Reproduce everything from "# Introduction to" down to "script (see example)" in the Python introduction below, keeping every character unchanged.

> _Excerpted passage_
-------------------------

# Introduction to Python

NOTE: This is a Jupyter Notebook

- Combine text and code easily
- Reproducible outcome
- Easy to share
- Other way: Python script (see example)

## Fundamentals

- Console for simple calculations
- Variable assignment: `=`
- Different basic data types: integers, floats, strings, booleans
- As you execute commands, you accumulate a namespace

In [1]:
score = 12

In [2]:
score

12

In [3]:
course = "algebra"

In [4]:
passed = True

In [5]:
dir()

['In',
 'Out',
 '_',
 '_2',
 '__',
 '___',
 '__builtin__',
 '__builtins__',
 '__doc__',
 '__loader__',
 '__name__',
 '__package__',
 '__spec__',
 '_dh',
 '_i',
 '_i1',
 '_i2',
 '_i3',
 '_i4',
 '_i5',
 '_ih',
 '_ii',
 '_iii',
 '_oh',
 '_sh',
 'course',
 'exit',
 'get_ipython',
 'passed',
 'quit',
 'score']

## Data structures

### Lists

- 1-dimensional
- heterogeneous content
- Create and subset with `[]`
- Can't name elements
- No element-wise calculations

In [6]:
scores = [12, 17, 19, 9]

In [7]:
scores

[12, 17, 19, 9]

In [8]:
courses = ["algebra", "physics", "management", "religion"]

In [9]:
courses

['algebra', 'physics', 'management', 'religion']

In [11]:
courses[0] # zero based indexing!!

'algebra'

In [72]:
courses[-1]

'religion'

In [73]:
courses[0:2] # last index is not kept!

-------------------------

> _Given entries_
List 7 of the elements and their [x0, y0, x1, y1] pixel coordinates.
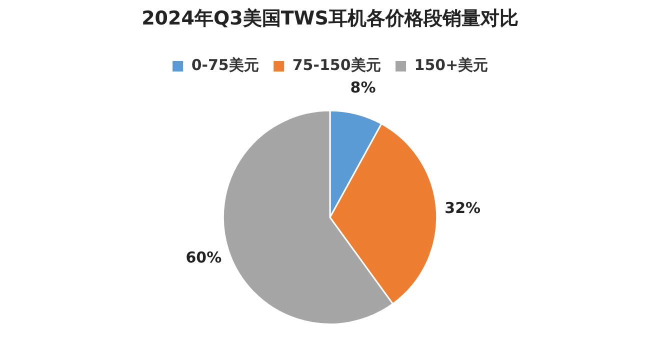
legend-label: 75-150美元 — [292, 56, 381, 74]
data-label: 8% — [350, 78, 376, 97]
data-label: 32% — [444, 198, 481, 217]
legend-label: 150+美元 — [414, 56, 488, 74]
legend-label: 0-75美元 — [191, 56, 259, 74]
data-label: 60% — [186, 248, 222, 266]
chart-title: 2024年Q3美国TWS耳机各价格段销量对比 — [142, 7, 518, 30]
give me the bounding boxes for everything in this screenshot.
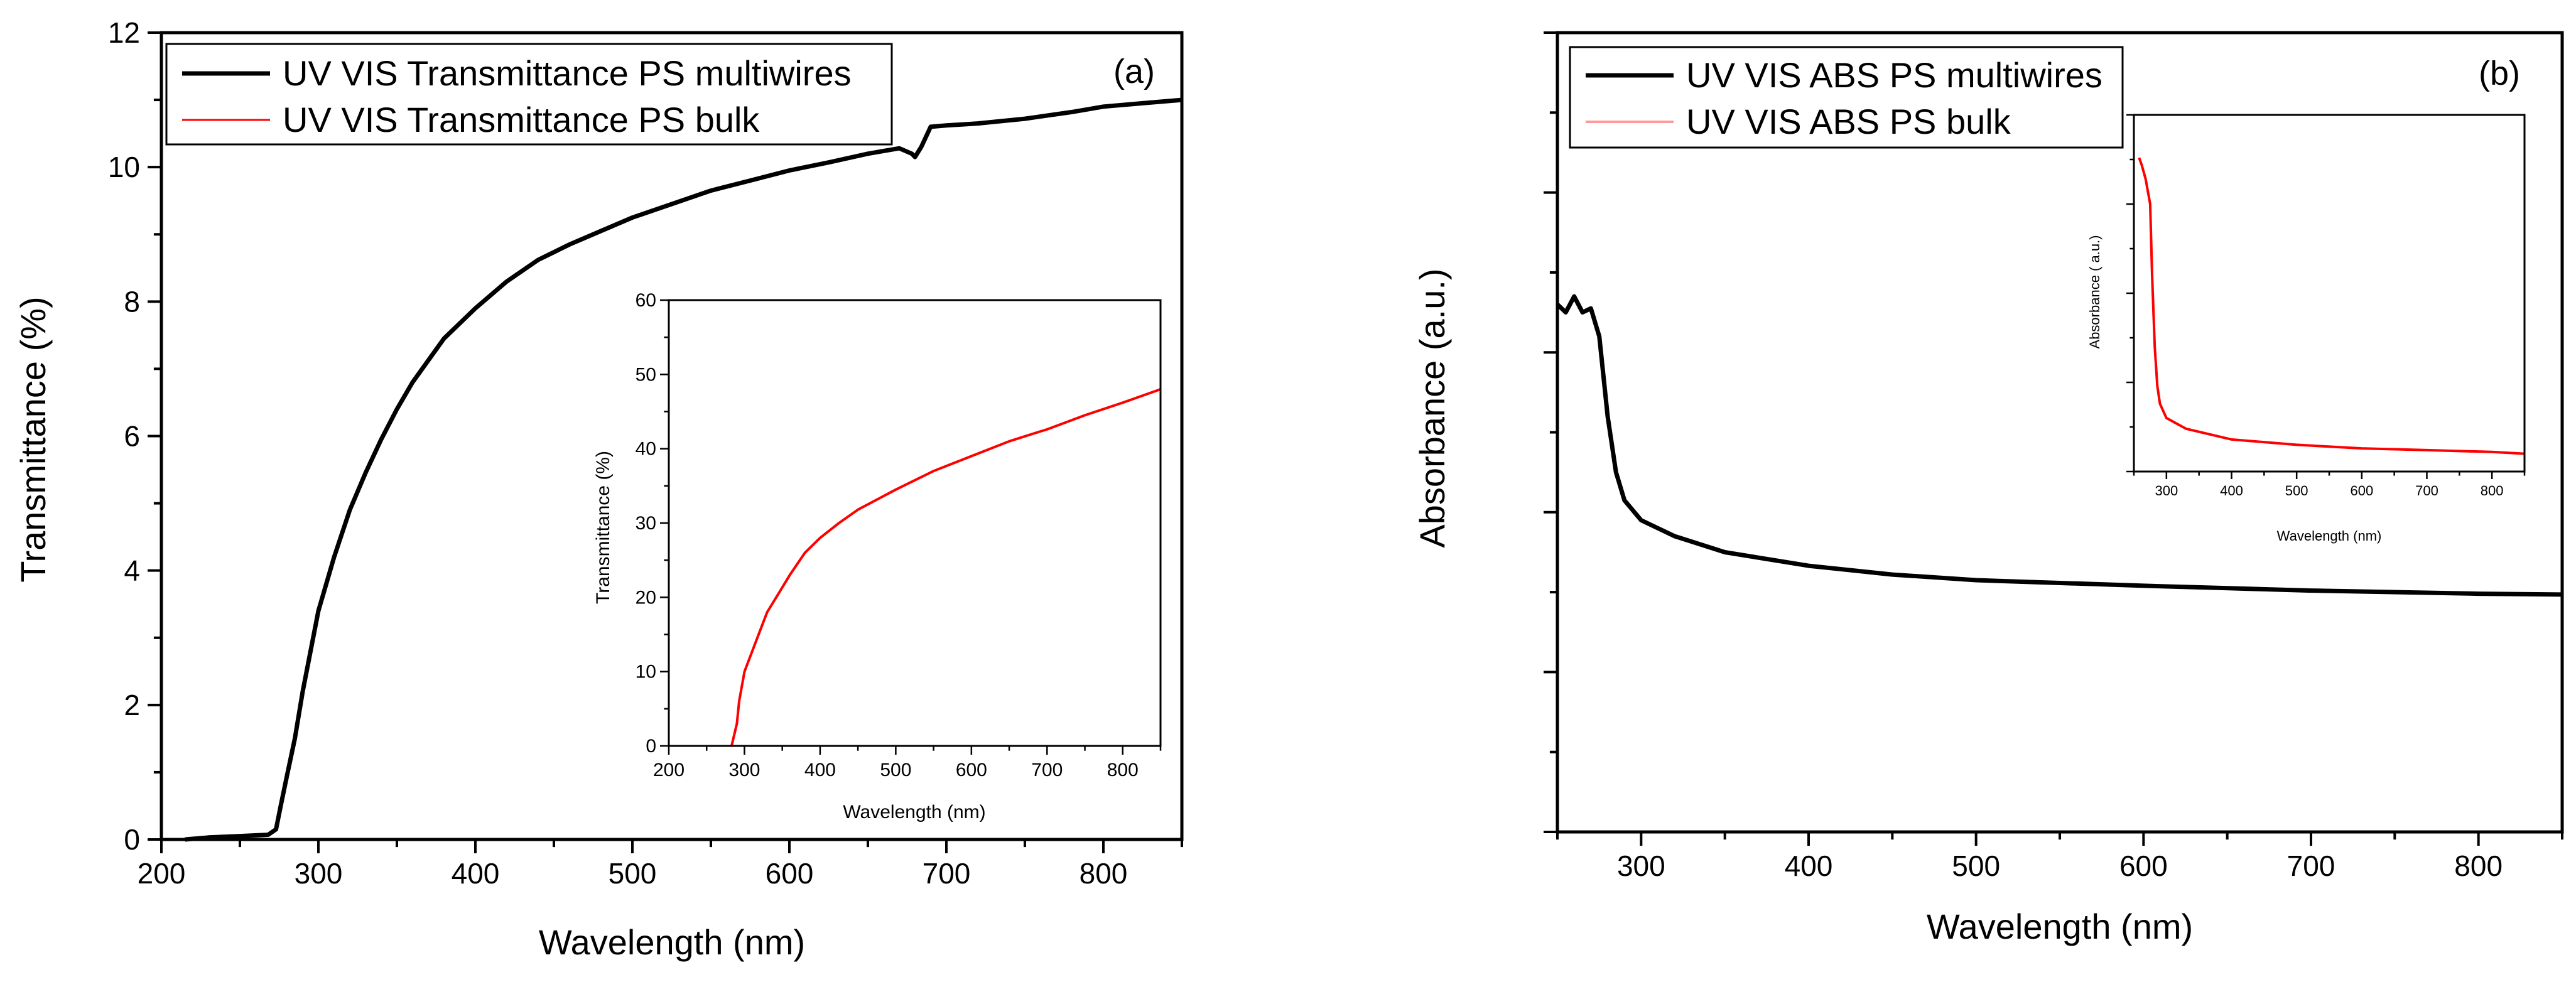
y-tick-label: 0 bbox=[124, 823, 140, 856]
panel-b-series-multiwires-line bbox=[1556, 294, 2563, 597]
y-tick-label: 12 bbox=[108, 16, 140, 49]
x-tick-label: 700 bbox=[2287, 850, 2335, 882]
x-tick-label: 600 bbox=[956, 760, 987, 780]
panel-a-plot-frame bbox=[160, 31, 1184, 841]
panel-b-inset-y-axis-label: Absorbance ( a.u.) bbox=[2087, 235, 2102, 349]
x-tick-label: 500 bbox=[1952, 850, 2000, 882]
y-tick-label: 60 bbox=[636, 290, 656, 311]
x-tick-label: 200 bbox=[653, 760, 685, 780]
panel-a-inset-frame bbox=[668, 299, 1162, 747]
panel-a-inset-y-axis-label: Transmittance (%) bbox=[593, 451, 614, 604]
panel-b-inset-x-axis-label: Wavelength (nm) bbox=[2277, 528, 2382, 544]
panel-b-chart: 300 400 500 600 700 800 UV VIS ABS PS multiwi… bbox=[1412, 31, 2564, 946]
x-tick-label: 300 bbox=[2155, 483, 2178, 499]
panel-b-x-ticks: 300 400 500 600 700 800 bbox=[1556, 832, 2563, 882]
x-tick-label: 700 bbox=[923, 857, 971, 890]
x-tick-label: 800 bbox=[2481, 483, 2504, 499]
x-tick-label: 400 bbox=[804, 760, 836, 780]
x-tick-label: 600 bbox=[2350, 483, 2373, 499]
panel-a-inset-series-bulk-line bbox=[730, 388, 1161, 747]
y-tick-label: 40 bbox=[636, 439, 656, 460]
panel-b-y-axis-label: Absorbance (a.u.) bbox=[1412, 268, 1452, 548]
x-tick-label: 300 bbox=[1617, 850, 1665, 882]
panel-b-x-axis-label: Wavelength (nm) bbox=[1927, 907, 2193, 946]
y-tick-label: 30 bbox=[636, 513, 656, 534]
x-tick-label: 600 bbox=[766, 857, 814, 890]
y-tick-label: 10 bbox=[108, 151, 140, 183]
panel-a-x-ticks: 200 300 400 500 600 700 800 bbox=[138, 839, 1183, 890]
x-tick-label: 800 bbox=[2454, 850, 2503, 882]
x-tick-label: 500 bbox=[609, 857, 657, 890]
y-tick-label: 2 bbox=[124, 689, 140, 721]
panel-b-inset-series-bulk-line bbox=[2138, 157, 2525, 455]
panel-b-legend: UV VIS ABS PS multiwires UV VIS ABS PS b… bbox=[1569, 46, 2124, 149]
y-tick-label: 6 bbox=[124, 420, 140, 453]
panel-b-legend-label-bulk: UV VIS ABS PS bulk bbox=[1686, 102, 2011, 141]
x-tick-label: 400 bbox=[1785, 850, 1833, 882]
y-tick-label: 50 bbox=[636, 364, 656, 385]
panel-b-inset-frame bbox=[2133, 114, 2526, 473]
panel-a-legend: UV VIS Transmittance PS multiwires UV VI… bbox=[165, 43, 893, 146]
x-tick-label: 800 bbox=[1080, 857, 1128, 890]
panel-b-inset-chart: 300 400 500 600 700 800 Wavelength (nm) Absor… bbox=[2087, 114, 2526, 544]
x-tick-label: 700 bbox=[1031, 760, 1063, 780]
y-tick-label: 8 bbox=[124, 285, 140, 318]
panel-a-inset-x-axis-label: Wavelength (nm) bbox=[843, 802, 985, 823]
panel-b-plot-frame bbox=[1556, 31, 2564, 834]
panel-a-label: (a) bbox=[1113, 53, 1155, 90]
x-tick-label: 500 bbox=[880, 760, 911, 780]
panel-b-label: (b) bbox=[2479, 55, 2520, 92]
panel-a-legend-label-multiwires: UV VIS Transmittance PS multiwires bbox=[283, 53, 852, 93]
panel-a-inset-x-ticks: 200 300 400 500 600 700 800 bbox=[653, 746, 1162, 780]
y-tick-label: 4 bbox=[124, 554, 140, 587]
panel-b-legend-box bbox=[1569, 46, 2124, 149]
x-tick-label: 400 bbox=[2220, 483, 2243, 499]
panel-a-inset-y-ticks: 0 10 20 30 40 50 60 bbox=[636, 290, 669, 757]
x-tick-label: 500 bbox=[2285, 483, 2308, 499]
panel-b-inset-x-ticks: 300 400 500 600 700 800 bbox=[2133, 472, 2526, 499]
panel-b-legend-label-multiwires: UV VIS ABS PS multiwires bbox=[1686, 55, 2102, 95]
y-tick-label: 10 bbox=[636, 662, 656, 683]
panel-a-series-multiwires-line bbox=[185, 97, 1182, 842]
panel-a-y-ticks: 0 2 4 6 8 10 12 bbox=[108, 16, 161, 856]
panel-a-legend-label-bulk: UV VIS Transmittance PS bulk bbox=[283, 100, 760, 139]
panel-a-legend-box bbox=[165, 43, 893, 146]
x-tick-label: 300 bbox=[728, 760, 760, 780]
x-tick-label: 200 bbox=[138, 857, 186, 890]
panel-a-x-axis-label: Wavelength (nm) bbox=[539, 922, 805, 962]
panel-a-y-axis-label: Transmittance (%) bbox=[13, 296, 53, 582]
x-tick-label: 600 bbox=[2119, 850, 2168, 882]
x-tick-label: 400 bbox=[452, 857, 500, 890]
panel-a-inset-chart: 200 300 400 500 600 700 800 0 10 20 30 40 50 60 Wave… bbox=[593, 290, 1162, 823]
x-tick-label: 300 bbox=[295, 857, 343, 890]
x-tick-label: 800 bbox=[1107, 760, 1139, 780]
x-tick-label: 700 bbox=[2415, 483, 2438, 499]
y-tick-label: 20 bbox=[636, 587, 656, 608]
y-tick-label: 0 bbox=[646, 736, 656, 757]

-------------------------

> _Solution for this exercise_
# Introduction to Python

NOTE: This is a Jupyter Notebook

- Combine text and code easily
- Reproducible outcome
- Easy to share
- Other way: Python script (see example)